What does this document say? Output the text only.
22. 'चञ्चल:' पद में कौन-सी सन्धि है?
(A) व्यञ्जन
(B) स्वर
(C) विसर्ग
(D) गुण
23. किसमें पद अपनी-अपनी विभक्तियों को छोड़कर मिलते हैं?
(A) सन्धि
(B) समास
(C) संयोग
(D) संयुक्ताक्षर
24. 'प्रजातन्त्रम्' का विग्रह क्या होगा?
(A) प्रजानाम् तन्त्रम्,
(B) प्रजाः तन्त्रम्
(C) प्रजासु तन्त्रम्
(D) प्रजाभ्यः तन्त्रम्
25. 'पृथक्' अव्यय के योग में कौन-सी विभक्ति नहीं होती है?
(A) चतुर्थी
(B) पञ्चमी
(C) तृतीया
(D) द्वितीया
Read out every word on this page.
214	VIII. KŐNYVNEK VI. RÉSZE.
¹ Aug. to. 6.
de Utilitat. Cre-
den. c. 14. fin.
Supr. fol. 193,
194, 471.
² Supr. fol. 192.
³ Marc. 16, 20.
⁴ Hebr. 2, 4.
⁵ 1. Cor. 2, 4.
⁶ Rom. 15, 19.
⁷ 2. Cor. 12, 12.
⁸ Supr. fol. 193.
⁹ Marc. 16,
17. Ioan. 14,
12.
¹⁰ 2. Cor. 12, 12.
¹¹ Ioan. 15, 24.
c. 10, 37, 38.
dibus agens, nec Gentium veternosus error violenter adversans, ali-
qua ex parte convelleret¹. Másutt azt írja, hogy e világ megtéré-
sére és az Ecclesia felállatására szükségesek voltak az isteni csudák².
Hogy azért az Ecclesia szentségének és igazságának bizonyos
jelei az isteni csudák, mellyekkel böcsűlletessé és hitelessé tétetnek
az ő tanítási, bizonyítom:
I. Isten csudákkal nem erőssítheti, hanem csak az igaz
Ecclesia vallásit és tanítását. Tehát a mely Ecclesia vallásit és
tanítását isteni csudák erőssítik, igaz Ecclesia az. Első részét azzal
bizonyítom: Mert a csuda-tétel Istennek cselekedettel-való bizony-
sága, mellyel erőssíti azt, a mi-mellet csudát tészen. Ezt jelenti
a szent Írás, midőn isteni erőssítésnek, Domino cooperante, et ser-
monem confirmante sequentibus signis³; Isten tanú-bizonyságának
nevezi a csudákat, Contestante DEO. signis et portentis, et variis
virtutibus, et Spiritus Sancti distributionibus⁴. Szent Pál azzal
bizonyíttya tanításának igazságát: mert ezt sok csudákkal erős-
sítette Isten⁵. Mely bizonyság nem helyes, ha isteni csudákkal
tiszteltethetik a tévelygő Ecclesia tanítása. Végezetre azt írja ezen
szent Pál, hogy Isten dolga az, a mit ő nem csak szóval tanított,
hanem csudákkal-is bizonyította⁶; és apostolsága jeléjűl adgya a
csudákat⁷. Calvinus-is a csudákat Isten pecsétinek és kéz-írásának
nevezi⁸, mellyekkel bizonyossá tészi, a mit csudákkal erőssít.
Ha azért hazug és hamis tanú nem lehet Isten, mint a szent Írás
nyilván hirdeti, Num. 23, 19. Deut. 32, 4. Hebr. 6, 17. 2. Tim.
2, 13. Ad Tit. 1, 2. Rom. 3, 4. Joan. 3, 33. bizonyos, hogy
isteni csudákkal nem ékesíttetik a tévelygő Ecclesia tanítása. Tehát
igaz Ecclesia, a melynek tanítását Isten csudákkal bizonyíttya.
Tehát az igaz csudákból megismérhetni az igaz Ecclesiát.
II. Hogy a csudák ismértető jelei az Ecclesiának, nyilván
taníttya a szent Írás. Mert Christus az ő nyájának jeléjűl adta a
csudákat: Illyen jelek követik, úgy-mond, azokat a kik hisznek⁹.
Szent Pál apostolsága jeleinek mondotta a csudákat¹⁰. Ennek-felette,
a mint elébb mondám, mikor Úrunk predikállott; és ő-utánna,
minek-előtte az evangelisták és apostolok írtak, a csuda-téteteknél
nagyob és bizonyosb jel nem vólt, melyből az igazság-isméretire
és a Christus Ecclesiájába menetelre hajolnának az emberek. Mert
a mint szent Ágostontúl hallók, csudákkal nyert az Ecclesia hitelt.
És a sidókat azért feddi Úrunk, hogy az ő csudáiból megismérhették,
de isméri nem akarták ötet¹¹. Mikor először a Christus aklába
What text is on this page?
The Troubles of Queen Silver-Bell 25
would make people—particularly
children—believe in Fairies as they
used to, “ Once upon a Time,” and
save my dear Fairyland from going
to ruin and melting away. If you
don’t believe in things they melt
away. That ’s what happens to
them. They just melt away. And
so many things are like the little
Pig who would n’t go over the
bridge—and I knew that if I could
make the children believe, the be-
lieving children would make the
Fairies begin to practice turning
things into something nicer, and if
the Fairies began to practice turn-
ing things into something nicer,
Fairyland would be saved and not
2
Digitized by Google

::::

= EXERCISE DIRECTIONS =
Pick out all lines containing the string "apostolsága".

= RESPONSE TO THIS EXERCISE =
hanem csudákkal-is bizonyította⁶; és apostolsága jeléjűl adgya a
Szent Pál apostolsága jeleinek mondotta a csudákat¹⁰. Ennek-felette,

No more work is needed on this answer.